_What to work on:_ Below are some records; give them all again exactly, but not the pictures.

_Data entries:_
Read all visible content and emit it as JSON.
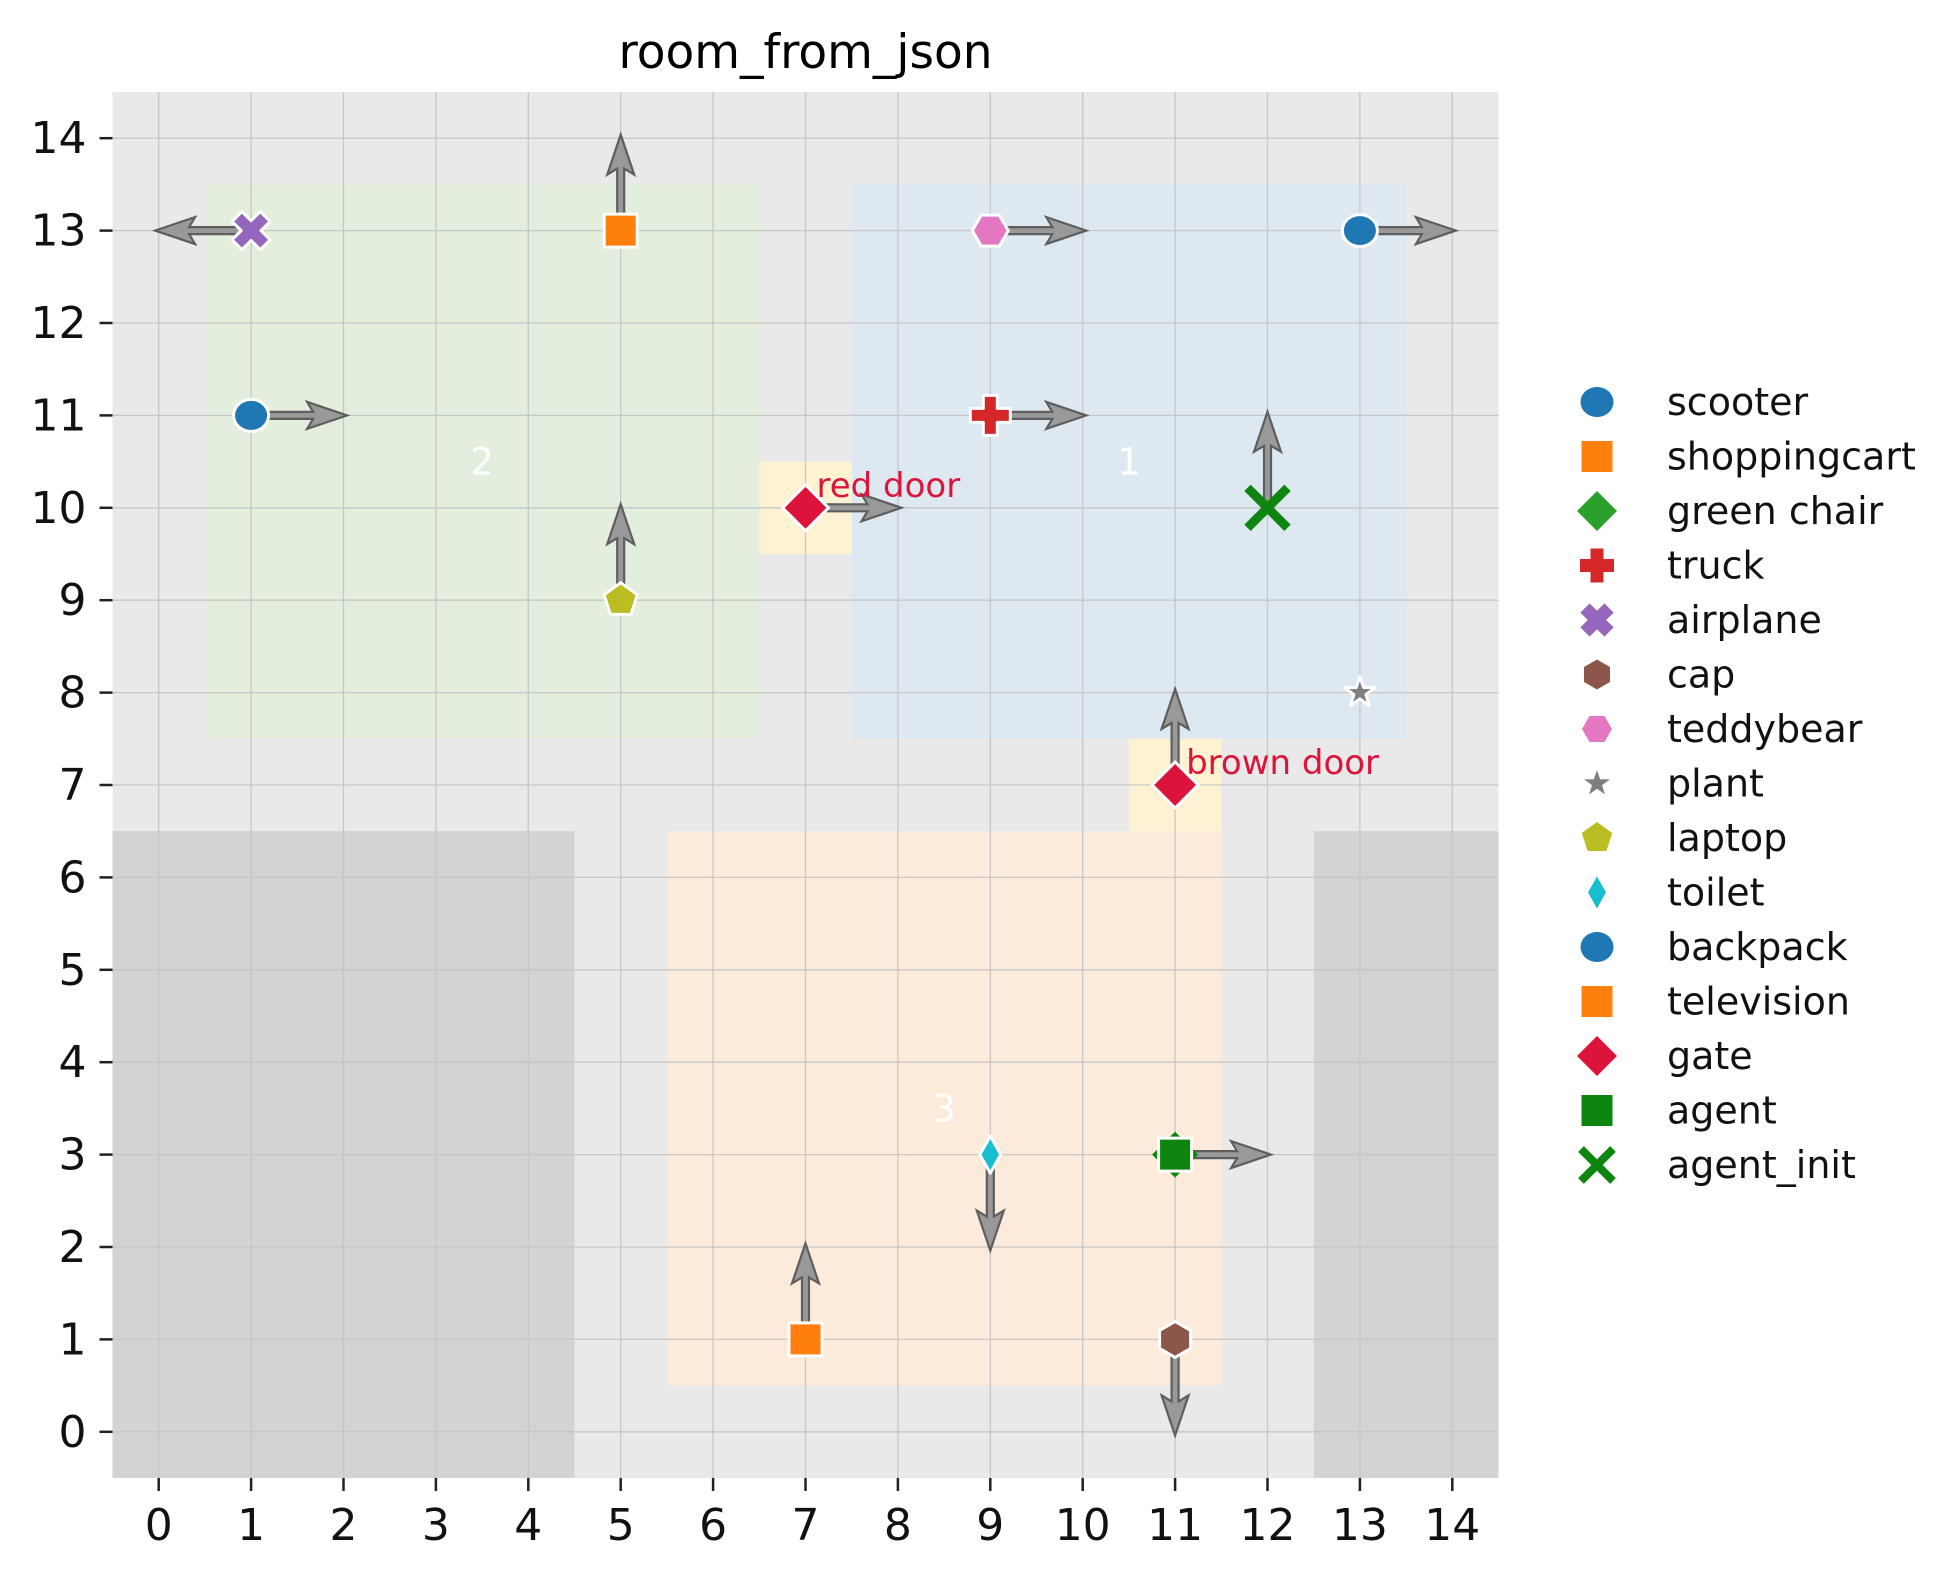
{
  "figure": {
    "title": "room_from_json"
  },
  "chart_data": {
    "type": "scatter",
    "title": "room_from_json",
    "xlabel": "",
    "ylabel": "",
    "xlim": [
      -0.5,
      14.5
    ],
    "ylim": [
      -0.5,
      14.5
    ],
    "x_ticks": [
      0,
      1,
      2,
      3,
      4,
      5,
      6,
      7,
      8,
      9,
      10,
      11,
      12,
      13,
      14
    ],
    "y_ticks": [
      0,
      1,
      2,
      3,
      4,
      5,
      6,
      7,
      8,
      9,
      10,
      11,
      12,
      13,
      14
    ],
    "grid": true,
    "legend_position": "right",
    "colors": {
      "axes_background": "#e9e9e9",
      "grid_line": "#c7c7c7",
      "tick_text": "#111111",
      "title_text": "#000000",
      "room_label_text": "#ffffff",
      "arrow_fill": "#999999",
      "arrow_edge": "#5e5e5e",
      "marker_edge": "#ffffff",
      "dark_block": "#d3d3d3",
      "room1_blue": "#dee8f1",
      "room2_green": "#e3eedd",
      "room3_orange": "#fcebda",
      "door_cell": "#fdf3d3",
      "door_text": "#dc143c"
    },
    "regions": [
      {
        "name": "room-2-floor",
        "x0": 0.5,
        "x1": 6.5,
        "y0": 7.5,
        "y1": 13.5,
        "colorKey": "room2_green"
      },
      {
        "name": "room-1-floor",
        "x0": 7.5,
        "x1": 13.5,
        "y0": 7.5,
        "y1": 13.5,
        "colorKey": "room1_blue"
      },
      {
        "name": "room-3-floor",
        "x0": 5.5,
        "x1": 11.5,
        "y0": 0.5,
        "y1": 6.5,
        "colorKey": "room3_orange"
      },
      {
        "name": "blocked-area-left",
        "x0": -0.5,
        "x1": 4.5,
        "y0": -0.5,
        "y1": 6.5,
        "colorKey": "dark_block"
      },
      {
        "name": "blocked-area-right",
        "x0": 12.5,
        "x1": 14.5,
        "y0": -0.5,
        "y1": 6.5,
        "colorKey": "dark_block"
      },
      {
        "name": "red-door-cell",
        "x0": 6.5,
        "x1": 7.5,
        "y0": 9.5,
        "y1": 10.5,
        "colorKey": "door_cell"
      },
      {
        "name": "brown-door-cell",
        "x0": 10.5,
        "x1": 11.5,
        "y0": 6.5,
        "y1": 7.5,
        "colorKey": "door_cell"
      }
    ],
    "room_labels": [
      {
        "text": "2",
        "x": 3.5,
        "y": 10.5
      },
      {
        "text": "1",
        "x": 10.5,
        "y": 10.5
      },
      {
        "text": "3",
        "x": 8.5,
        "y": 3.5
      }
    ],
    "points": [
      {
        "name": "airplane",
        "x": 1,
        "y": 13,
        "marker": "x-fat",
        "color": "#9467bd",
        "dir": "left"
      },
      {
        "name": "shoppingcart",
        "x": 5,
        "y": 13,
        "marker": "square",
        "color": "#ff7f0e",
        "dir": "up"
      },
      {
        "name": "teddybear",
        "x": 9,
        "y": 13,
        "marker": "hexagon-side",
        "color": "#e377c2",
        "dir": "right"
      },
      {
        "name": "backpack",
        "x": 13,
        "y": 13,
        "marker": "circle",
        "color": "#1f77b4",
        "dir": "right"
      },
      {
        "name": "scooter",
        "x": 1,
        "y": 11,
        "marker": "circle",
        "color": "#1f77b4",
        "dir": "right"
      },
      {
        "name": "truck",
        "x": 9,
        "y": 11,
        "marker": "plus",
        "color": "#d62728",
        "dir": "right"
      },
      {
        "name": "gate-red-door",
        "x": 7,
        "y": 10,
        "marker": "diamond",
        "color": "#dc143c",
        "dir": "right",
        "label": "red door"
      },
      {
        "name": "agent-init",
        "x": 12,
        "y": 10,
        "marker": "x-thin",
        "color": "#0e850e",
        "dir": "up"
      },
      {
        "name": "laptop",
        "x": 5,
        "y": 9,
        "marker": "pentagon",
        "color": "#bcbd22",
        "dir": "up"
      },
      {
        "name": "plant",
        "x": 13,
        "y": 8,
        "marker": "star",
        "color": "#7f7f7f",
        "dir": null
      },
      {
        "name": "gate-brown-door",
        "x": 11,
        "y": 7,
        "marker": "diamond",
        "color": "#dc143c",
        "dir": "up",
        "label": "brown door"
      },
      {
        "name": "toilet",
        "x": 9,
        "y": 3,
        "marker": "thin-diamond",
        "color": "#17becf",
        "dir": "down"
      },
      {
        "name": "agent",
        "x": 11,
        "y": 3,
        "marker": "agent-square",
        "color": "#0e850e",
        "dir": "right"
      },
      {
        "name": "television",
        "x": 7,
        "y": 1,
        "marker": "square",
        "color": "#ff7f0e",
        "dir": "up"
      },
      {
        "name": "cap",
        "x": 11,
        "y": 1,
        "marker": "hexagon-top",
        "color": "#8c564b",
        "dir": "down"
      }
    ],
    "legend": [
      {
        "label": "scooter",
        "marker": "circle",
        "color": "#1f77b4"
      },
      {
        "label": "shoppingcart",
        "marker": "square",
        "color": "#ff7f0e"
      },
      {
        "label": "green chair",
        "marker": "diamond",
        "color": "#2ca02c"
      },
      {
        "label": "truck",
        "marker": "plus",
        "color": "#d62728"
      },
      {
        "label": "airplane",
        "marker": "x-fat",
        "color": "#9467bd"
      },
      {
        "label": "cap",
        "marker": "hexagon-top",
        "color": "#8c564b"
      },
      {
        "label": "teddybear",
        "marker": "hexagon-side",
        "color": "#e377c2"
      },
      {
        "label": "plant",
        "marker": "star",
        "color": "#7f7f7f"
      },
      {
        "label": "laptop",
        "marker": "pentagon",
        "color": "#bcbd22"
      },
      {
        "label": "toilet",
        "marker": "thin-diamond",
        "color": "#17becf"
      },
      {
        "label": "backpack",
        "marker": "circle",
        "color": "#1f77b4"
      },
      {
        "label": "television",
        "marker": "square",
        "color": "#ff7f0e"
      },
      {
        "label": "gate",
        "marker": "diamond",
        "color": "#dc143c"
      },
      {
        "label": "agent",
        "marker": "square",
        "color": "#0e850e"
      },
      {
        "label": "agent_init",
        "marker": "x-thin",
        "color": "#0e850e"
      }
    ]
  }
}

_Output of the task:_
Read all visible content and emit it as JSON.
{
  "figure": {
    "title": "room_from_json"
  },
  "chart_data": {
    "type": "scatter",
    "title": "room_from_json",
    "xlabel": "",
    "ylabel": "",
    "xlim": [
      -0.5,
      14.5
    ],
    "ylim": [
      -0.5,
      14.5
    ],
    "x_ticks": [
      0,
      1,
      2,
      3,
      4,
      5,
      6,
      7,
      8,
      9,
      10,
      11,
      12,
      13,
      14
    ],
    "y_ticks": [
      0,
      1,
      2,
      3,
      4,
      5,
      6,
      7,
      8,
      9,
      10,
      11,
      12,
      13,
      14
    ],
    "grid": true,
    "legend_position": "right",
    "colors": {
      "axes_background": "#e9e9e9",
      "grid_line": "#c7c7c7",
      "tick_text": "#111111",
      "title_text": "#000000",
      "room_label_text": "#ffffff",
      "arrow_fill": "#999999",
      "arrow_edge": "#5e5e5e",
      "marker_edge": "#ffffff",
      "dark_block": "#d3d3d3",
      "room1_blue": "#dee8f1",
      "room2_green": "#e3eedd",
      "room3_orange": "#fcebda",
      "door_cell": "#fdf3d3",
      "door_text": "#dc143c"
    },
    "regions": [
      {
        "name": "room-2-floor",
        "x0": 0.5,
        "x1": 6.5,
        "y0": 7.5,
        "y1": 13.5,
        "colorKey": "room2_green"
      },
      {
        "name": "room-1-floor",
        "x0": 7.5,
        "x1": 13.5,
        "y0": 7.5,
        "y1": 13.5,
        "colorKey": "room1_blue"
      },
      {
        "name": "room-3-floor",
        "x0": 5.5,
        "x1": 11.5,
        "y0": 0.5,
        "y1": 6.5,
        "colorKey": "room3_orange"
      },
      {
        "name": "blocked-area-left",
        "x0": -0.5,
        "x1": 4.5,
        "y0": -0.5,
        "y1": 6.5,
        "colorKey": "dark_block"
      },
      {
        "name": "blocked-area-right",
        "x0": 12.5,
        "x1": 14.5,
        "y0": -0.5,
        "y1": 6.5,
        "colorKey": "dark_block"
      },
      {
        "name": "red-door-cell",
        "x0": 6.5,
        "x1": 7.5,
        "y0": 9.5,
        "y1": 10.5,
        "colorKey": "door_cell"
      },
      {
        "name": "brown-door-cell",
        "x0": 10.5,
        "x1": 11.5,
        "y0": 6.5,
        "y1": 7.5,
        "colorKey": "door_cell"
      }
    ],
    "room_labels": [
      {
        "text": "2",
        "x": 3.5,
        "y": 10.5
      },
      {
        "text": "1",
        "x": 10.5,
        "y": 10.5
      },
      {
        "text": "3",
        "x": 8.5,
        "y": 3.5
      }
    ],
    "points": [
      {
        "name": "airplane",
        "x": 1,
        "y": 13,
        "marker": "x-fat",
        "color": "#9467bd",
        "dir": "left"
      },
      {
        "name": "shoppingcart",
        "x": 5,
        "y": 13,
        "marker": "square",
        "color": "#ff7f0e",
        "dir": "up"
      },
      {
        "name": "teddybear",
        "x": 9,
        "y": 13,
        "marker": "hexagon-side",
        "color": "#e377c2",
        "dir": "right"
      },
      {
        "name": "backpack",
        "x": 13,
        "y": 13,
        "marker": "circle",
        "color": "#1f77b4",
        "dir": "right"
      },
      {
        "name": "scooter",
        "x": 1,
        "y": 11,
        "marker": "circle",
        "color": "#1f77b4",
        "dir": "right"
      },
      {
        "name": "truck",
        "x": 9,
        "y": 11,
        "marker": "plus",
        "color": "#d62728",
        "dir": "right"
      },
      {
        "name": "gate-red-door",
        "x": 7,
        "y": 10,
        "marker": "diamond",
        "color": "#dc143c",
        "dir": "right",
        "label": "red door"
      },
      {
        "name": "agent-init",
        "x": 12,
        "y": 10,
        "marker": "x-thin",
        "color": "#0e850e",
        "dir": "up"
      },
      {
        "name": "laptop",
        "x": 5,
        "y": 9,
        "marker": "pentagon",
        "color": "#bcbd22",
        "dir": "up"
      },
      {
        "name": "plant",
        "x": 13,
        "y": 8,
        "marker": "star",
        "color": "#7f7f7f",
        "dir": null
      },
      {
        "name": "gate-brown-door",
        "x": 11,
        "y": 7,
        "marker": "diamond",
        "color": "#dc143c",
        "dir": "up",
        "label": "brown door"
      },
      {
        "name": "toilet",
        "x": 9,
        "y": 3,
        "marker": "thin-diamond",
        "color": "#17becf",
        "dir": "down"
      },
      {
        "name": "agent",
        "x": 11,
        "y": 3,
        "marker": "agent-square",
        "color": "#0e850e",
        "dir": "right"
      },
      {
        "name": "television",
        "x": 7,
        "y": 1,
        "marker": "square",
        "color": "#ff7f0e",
        "dir": "up"
      },
      {
        "name": "cap",
        "x": 11,
        "y": 1,
        "marker": "hexagon-top",
        "color": "#8c564b",
        "dir": "down"
      }
    ],
    "legend": [
      {
        "label": "scooter",
        "marker": "circle",
        "color": "#1f77b4"
      },
      {
        "label": "shoppingcart",
        "marker": "square",
        "color": "#ff7f0e"
      },
      {
        "label": "green chair",
        "marker": "diamond",
        "color": "#2ca02c"
      },
      {
        "label": "truck",
        "marker": "plus",
        "color": "#d62728"
      },
      {
        "label": "airplane",
        "marker": "x-fat",
        "color": "#9467bd"
      },
      {
        "label": "cap",
        "marker": "hexagon-top",
        "color": "#8c564b"
      },
      {
        "label": "teddybear",
        "marker": "hexagon-side",
        "color": "#e377c2"
      },
      {
        "label": "plant",
        "marker": "star",
        "color": "#7f7f7f"
      },
      {
        "label": "laptop",
        "marker": "pentagon",
        "color": "#bcbd22"
      },
      {
        "label": "toilet",
        "marker": "thin-diamond",
        "color": "#17becf"
      },
      {
        "label": "backpack",
        "marker": "circle",
        "color": "#1f77b4"
      },
      {
        "label": "television",
        "marker": "square",
        "color": "#ff7f0e"
      },
      {
        "label": "gate",
        "marker": "diamond",
        "color": "#dc143c"
      },
      {
        "label": "agent",
        "marker": "square",
        "color": "#0e850e"
      },
      {
        "label": "agent_init",
        "marker": "x-thin",
        "color": "#0e850e"
      }
    ]
  }
}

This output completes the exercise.